Scan the records below for lines with the word "copias", then state how many you find and nothing else.

* _DATA FOR PROCESSING_

+ + +

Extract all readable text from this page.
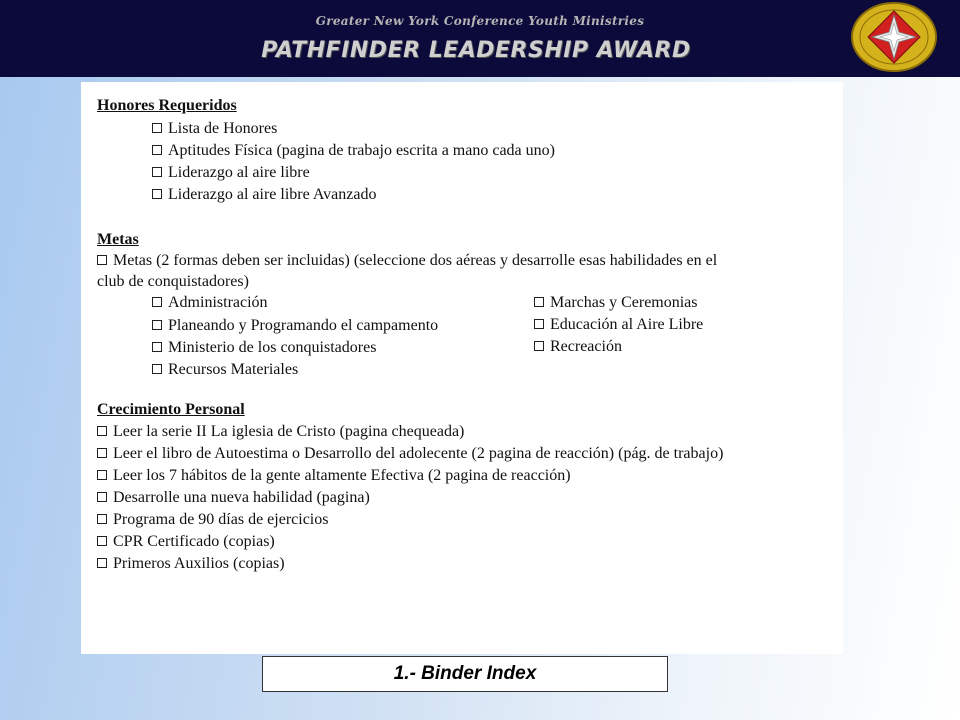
Greater New York Conference Youth Ministries
PATHFINDER LEADERSHIP AWARD
Honores Requeridos
Lista de Honores
Aptitudes Física (pagina de trabajo escrita a mano cada uno)
Liderazgo al aire libre
Liderazgo al aire libre Avanzado
Metas
Metas (2 formas deben ser incluidas) (seleccione dos aéreas y desarrolle esas habilidades en el
club de conquistadores)
Administración
Planeando y Programando el campamento
Ministerio de los conquistadores
Recursos Materiales
Marchas y Ceremonias
Educación al Aire Libre
Recreación
Crecimiento Personal
Leer la serie II La iglesia de Cristo (pagina chequeada)
Leer el libro de Autoestima o Desarrollo del adolecente (2 pagina de reacción) (pág. de trabajo)
Leer los 7 hábitos de la gente altamente Efectiva (2 pagina de reacción)
Desarrolle una nueva habilidad (pagina)
Programa de 90 días de ejercicios
CPR Certificado (copias)
Primeros Auxilios (copias)
1.- Binder Index
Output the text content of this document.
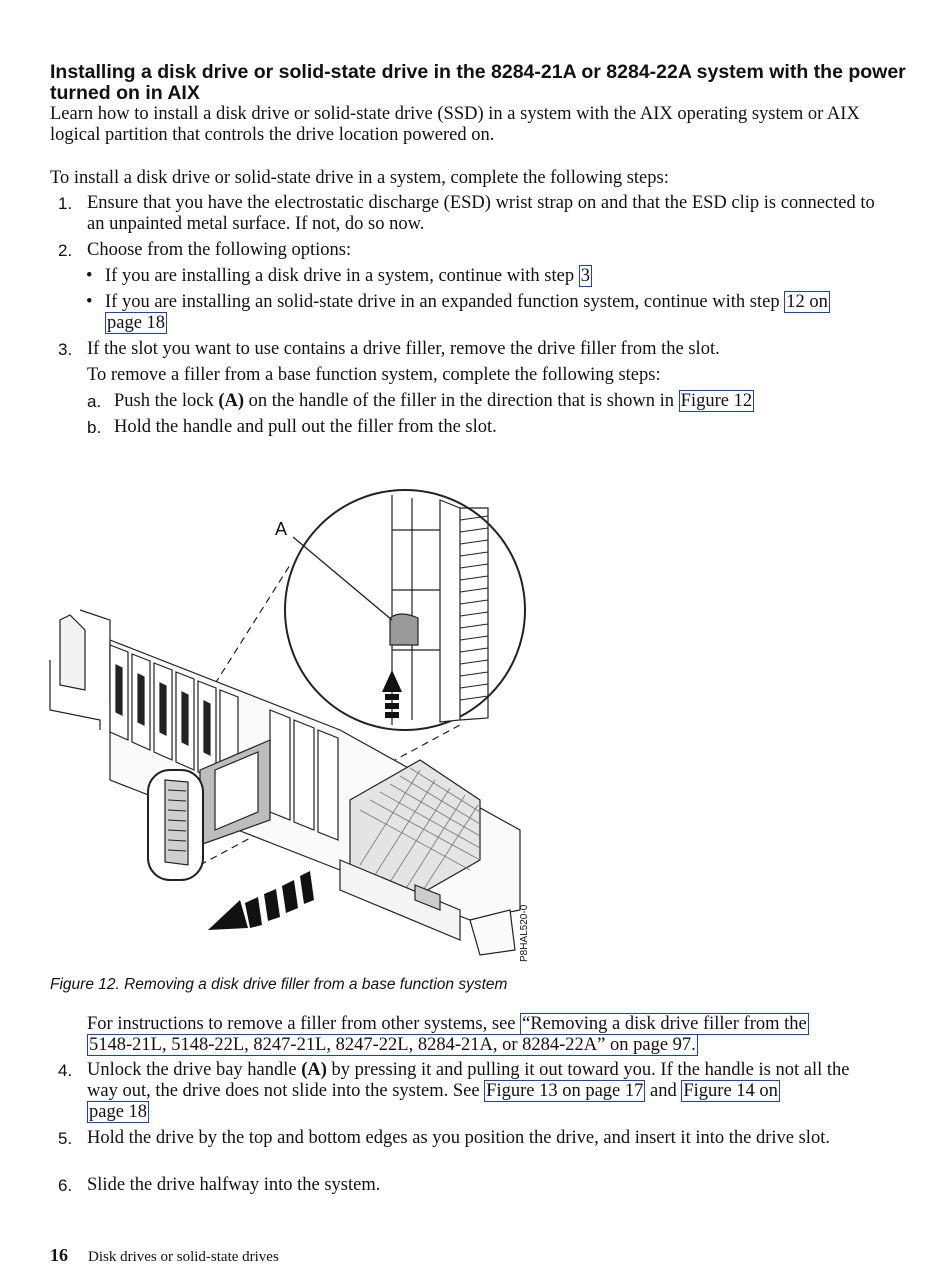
Installing a disk drive or solid-state drive in the 8284-21A or 8284-22A system with the power turned on in AIX

Learn how to install a disk drive or solid-state drive (SSD) in a system with the AIX operating system or AIX logical partition that controls the drive location powered on.

To install a disk drive or solid-state drive in a system, complete the following steps:

1. Ensure that you have the electrostatic discharge (ESD) wrist strap on and that the ESD clip is connected to an unpainted metal surface. If not, do so now.
2. Choose from the following options:
• If you are installing a disk drive in a system, continue with step 3
• If you are installing an solid-state drive in an expanded function system, continue with step 12 on
page 18
3. If the slot you want to use contains a drive filler, remove the drive filler from the slot.

To remove a filler from a base function system, complete the following steps:

a. Push the lock (A) on the handle of the filler in the direction that is shown in Figure 12
b. Hold the handle and pull out the filler from the slot.
A
P8HAL520-0
Figure 12. Removing a disk drive filler from a base function system

For instructions to remove a filler from other systems, see “Removing a disk drive filler from the
5148-21L, 5148-22L, 8247-21L, 8247-22L, 8284-21A, or 8284-22A” on page 97.

4. Unlock the drive bay handle (A) by pressing it and pulling it out toward you. If the handle is not all the way out, the drive does not slide into the system. See Figure 13 on page 17 and Figure 14 on
page 18
5. Hold the drive by the top and bottom edges as you position the drive, and insert it into the drive slot.
6. Slide the drive halfway into the system.
16 Disk drives or solid-state drives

+ + +

* _TASK SOLUTION_
2